• [TO DO] Reproduce each record exactly.

• [RECORD LIST]
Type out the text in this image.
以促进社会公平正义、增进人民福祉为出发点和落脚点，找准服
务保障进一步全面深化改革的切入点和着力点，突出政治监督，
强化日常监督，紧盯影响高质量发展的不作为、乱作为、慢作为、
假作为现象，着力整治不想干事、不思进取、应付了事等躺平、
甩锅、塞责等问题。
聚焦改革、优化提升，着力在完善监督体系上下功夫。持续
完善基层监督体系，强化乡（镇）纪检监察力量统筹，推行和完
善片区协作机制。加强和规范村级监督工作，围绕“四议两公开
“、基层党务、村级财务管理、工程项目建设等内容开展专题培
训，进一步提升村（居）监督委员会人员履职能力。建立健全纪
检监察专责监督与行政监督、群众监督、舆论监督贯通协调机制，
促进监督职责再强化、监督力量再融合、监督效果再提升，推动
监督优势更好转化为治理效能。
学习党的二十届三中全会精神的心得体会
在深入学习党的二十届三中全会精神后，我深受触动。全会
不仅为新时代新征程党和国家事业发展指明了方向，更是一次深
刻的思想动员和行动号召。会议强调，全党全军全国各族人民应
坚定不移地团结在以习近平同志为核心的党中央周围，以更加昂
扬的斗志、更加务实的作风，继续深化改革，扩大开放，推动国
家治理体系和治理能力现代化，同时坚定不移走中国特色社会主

• [RESULT OF THE EXERCISE]
Type out the text in this image.
以促进社会公平正义、增进人民福祉为出发点和落脚点，找准服
务保障进一步全面深化改革的切入点和着力点，突出政治监督，
强化日常监督，紧盯影响高质量发展的不作为、乱作为、慢作为、
假作为现象，着力整治不想干事、不思进取、应付了事等躺平、
甩锅、塞责等问题。
聚焦改革、优化提升，着力在完善监督体系上下功夫。持续
完善基层监督体系，强化乡（镇）纪检监察力量统筹，推行和完
善片区协作机制。加强和规范村级监督工作，围绕“四议两公开
“、基层党务、村级财务管理、工程项目建设等内容开展专题培
训，进一步提升村（居）监督委员会人员履职能力。建立健全纪
检监察专责监督与行政监督、群众监督、舆论监督贯通协调机制，
促进监督职责再强化、监督力量再融合、监督效果再提升，推动
监督优势更好转化为治理效能。
学习党的二十届三中全会精神的心得体会
在深入学习党的二十届三中全会精神后，我深受触动。全会
不仅为新时代新征程党和国家事业发展指明了方向，更是一次深
刻的思想动员和行动号召。会议强调，全党全军全国各族人民应
坚定不移地团结在以习近平同志为核心的党中央周围，以更加昂
扬的斗志、更加务实的作风，继续深化改革，扩大开放，推动国
家治理体系和治理能力现代化，同时坚定不移走中国特色社会主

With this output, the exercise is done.